Your instructions: Make an exact copy of the entries, and keep any pictures out of it.

## start Dataset records

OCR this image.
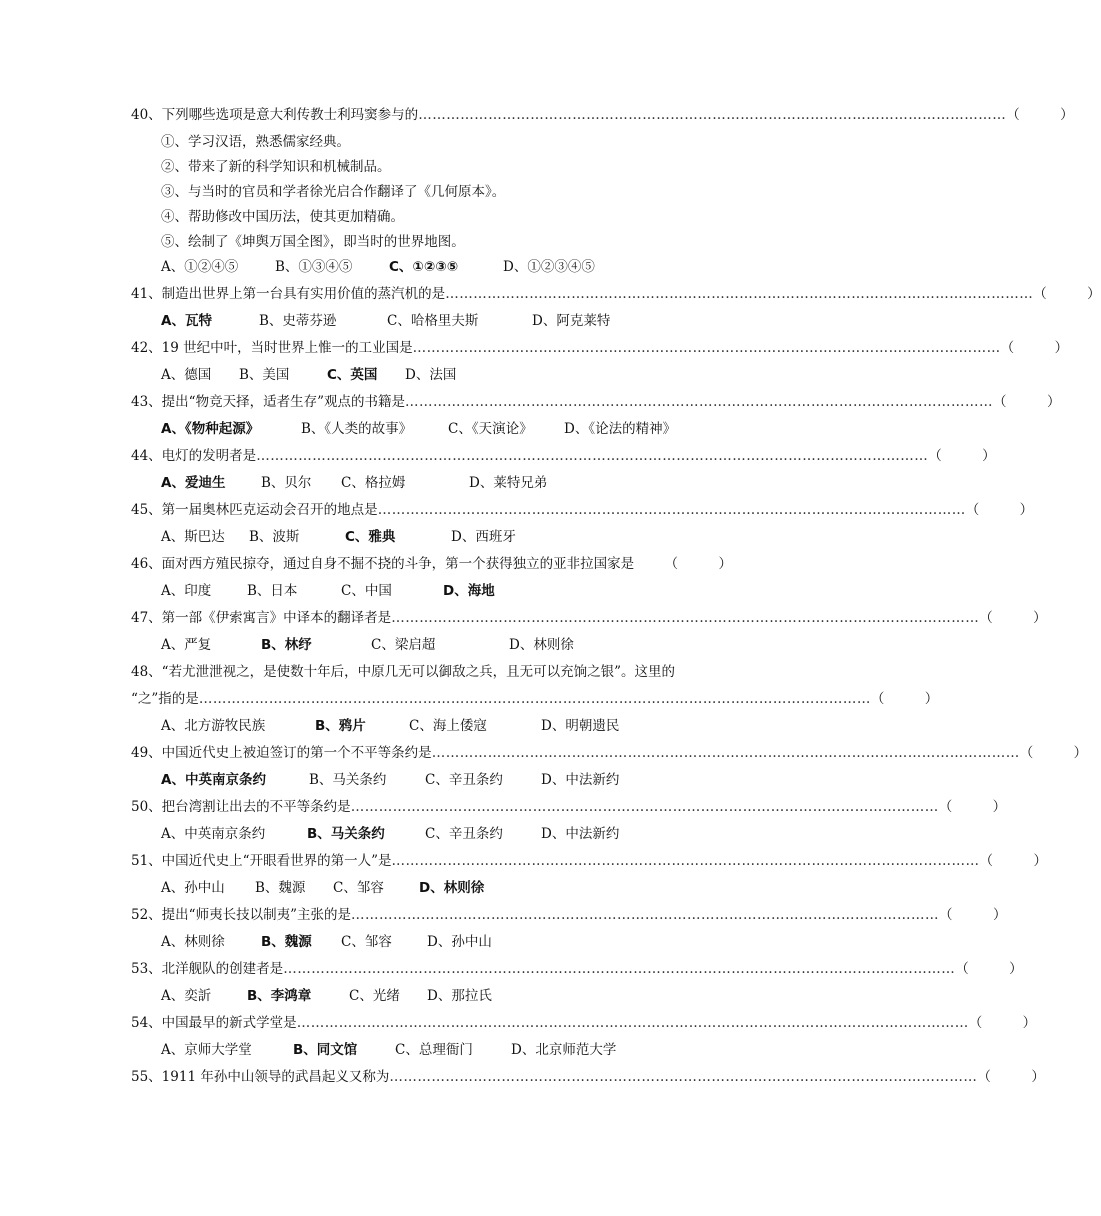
40、下列哪些选项是意大利传教士利玛窦参与的 ……………………………………………………………………………………………………………… （　　　）
①、学习汉语，熟悉儒家经典。
②、带来了新的科学知识和机械制品。
③、与当时的官员和学者徐光启合作翻译了《几何原本》。
④、帮助修改中国历法，使其更加精确。
⑤、绘制了《坤舆万国全图》，即当时的世界地图。
A、①②④⑤	B、①③④⑤	C、①②③⑤	D、①②③④⑤
41、制造出世界上第一台具有实用价值的蒸汽机的是 ……………………………………………………………………………………………………………… （　　　）
A、瓦特	B、史蒂芬逊	C、哈格里夫斯	D、阿克莱特
42、19 世纪中叶，当时世界上惟一的工业国是 ……………………………………………………………………………………………………………… （　　　）
A、德国	B、美国	C、英国	D、法国
43、提出“物竞天择，适者生存”观点的书籍是 ……………………………………………………………………………………………………………… （　　　）
A、《物种起源》	B、《人类的故事》	C、《天演论》	D、《论法的精神》
44、电灯的发明者是 ……………………………………………………………………………………………………………………………… （　　　）
A、爱迪生	B、贝尔	C、格拉姆	D、莱特兄弟
45、第一届奥林匹克运动会召开的地点是 ……………………………………………………………………………………………………………… （　　　）
A、斯巴达	B、波斯	C、雅典	D、西班牙
46、面对西方殖民掠夺，通过自身不掘不挠的斗争，第一个获得独立的亚非拉国家是 （　　　）
A、印度	B、日本	C、中国	D、海地
47、第一部《伊索寓言》中译本的翻译者是 ……………………………………………………………………………………………………………… （　　　）
A、严复	B、林纾	C、梁启超	D、林则徐
48、“若尤泄泄视之，是使数十年后，中原几无可以御敌之兵，且无可以充饷之银”。这里的
“之”指的是 ……………………………………………………………………………………………………………………………… （　　　）
A、北方游牧民族	B、鸦片	C、海上倭寇	D、明朝遗民
49、中国近代史上被迫签订的第一个不平等条约是 ……………………………………………………………………………………………………………… （　　　）
A、中英南京条约	B、马关条约	C、辛丑条约	D、中法新约
50、把台湾割让出去的不平等条约是 ……………………………………………………………………………………………………………… （　　　）
A、中英南京条约	B、马关条约	C、辛丑条约	D、中法新约
51、中国近代史上“开眼看世界的第一人”是 ……………………………………………………………………………………………………………… （　　　）
A、孙中山	B、魏源	C、邹容	D、林则徐
52、提出“师夷长技以制夷”主张的是 ……………………………………………………………………………………………………………… （　　　）
A、林则徐	B、魏源	C、邹容	D、孙中山
53、北洋舰队的创建者是 ……………………………………………………………………………………………………………………………… （　　　）
A、奕訢	B、李鸿章	C、光绪	D、那拉氏
54、中国最早的新式学堂是 ……………………………………………………………………………………………………………………………… （　　　）
A、京师大学堂	B、同文馆	C、总理衙门	D、北京师范大学
55、1911 年孙中山领导的武昌起义又称为 ……………………………………………………………………………………………………………… （　　　）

## end Dataset records

Output below:
OCR this image.
40、下列哪些选项是意大利传教士利玛窦参与的 ……………………………………………………………………………………………………………… （　　　）
①、学习汉语，熟悉儒家经典。
②、带来了新的科学知识和机械制品。
③、与当时的官员和学者徐光启合作翻译了《几何原本》。
④、帮助修改中国历法，使其更加精确。
⑤、绘制了《坤舆万国全图》，即当时的世界地图。
A、①②④⑤	B、①③④⑤	C、①②③⑤	D、①②③④⑤
41、制造出世界上第一台具有实用价值的蒸汽机的是 ……………………………………………………………………………………………………………… （　　　）
A、瓦特	B、史蒂芬逊	C、哈格里夫斯	D、阿克莱特
42、19 世纪中叶，当时世界上惟一的工业国是 ……………………………………………………………………………………………………………… （　　　）
A、德国	B、美国	C、英国	D、法国
43、提出“物竞天择，适者生存”观点的书籍是 ……………………………………………………………………………………………………………… （　　　）
A、《物种起源》	B、《人类的故事》	C、《天演论》	D、《论法的精神》
44、电灯的发明者是 ……………………………………………………………………………………………………………………………… （　　　）
A、爱迪生	B、贝尔	C、格拉姆	D、莱特兄弟
45、第一届奥林匹克运动会召开的地点是 ……………………………………………………………………………………………………………… （　　　）
A、斯巴达	B、波斯	C、雅典	D、西班牙
46、面对西方殖民掠夺，通过自身不掘不挠的斗争，第一个获得独立的亚非拉国家是 （　　　）
A、印度	B、日本	C、中国	D、海地
47、第一部《伊索寓言》中译本的翻译者是 ……………………………………………………………………………………………………………… （　　　）
A、严复	B、林纾	C、梁启超	D、林则徐
48、“若尤泄泄视之，是使数十年后，中原几无可以御敌之兵，且无可以充饷之银”。这里的
“之”指的是 ……………………………………………………………………………………………………………………………… （　　　）
A、北方游牧民族	B、鸦片	C、海上倭寇	D、明朝遗民
49、中国近代史上被迫签订的第一个不平等条约是 ……………………………………………………………………………………………………………… （　　　）
A、中英南京条约	B、马关条约	C、辛丑条约	D、中法新约
50、把台湾割让出去的不平等条约是 ……………………………………………………………………………………………………………… （　　　）
A、中英南京条约	B、马关条约	C、辛丑条约	D、中法新约
51、中国近代史上“开眼看世界的第一人”是 ……………………………………………………………………………………………………………… （　　　）
A、孙中山	B、魏源	C、邹容	D、林则徐
52、提出“师夷长技以制夷”主张的是 ……………………………………………………………………………………………………………… （　　　）
A、林则徐	B、魏源	C、邹容	D、孙中山
53、北洋舰队的创建者是 ……………………………………………………………………………………………………………………………… （　　　）
A、奕訢	B、李鸿章	C、光绪	D、那拉氏
54、中国最早的新式学堂是 ……………………………………………………………………………………………………………………………… （　　　）
A、京师大学堂	B、同文馆	C、总理衙门	D、北京师范大学
55、1911 年孙中山领导的武昌起义又称为 ……………………………………………………………………………………………………………… （　　　）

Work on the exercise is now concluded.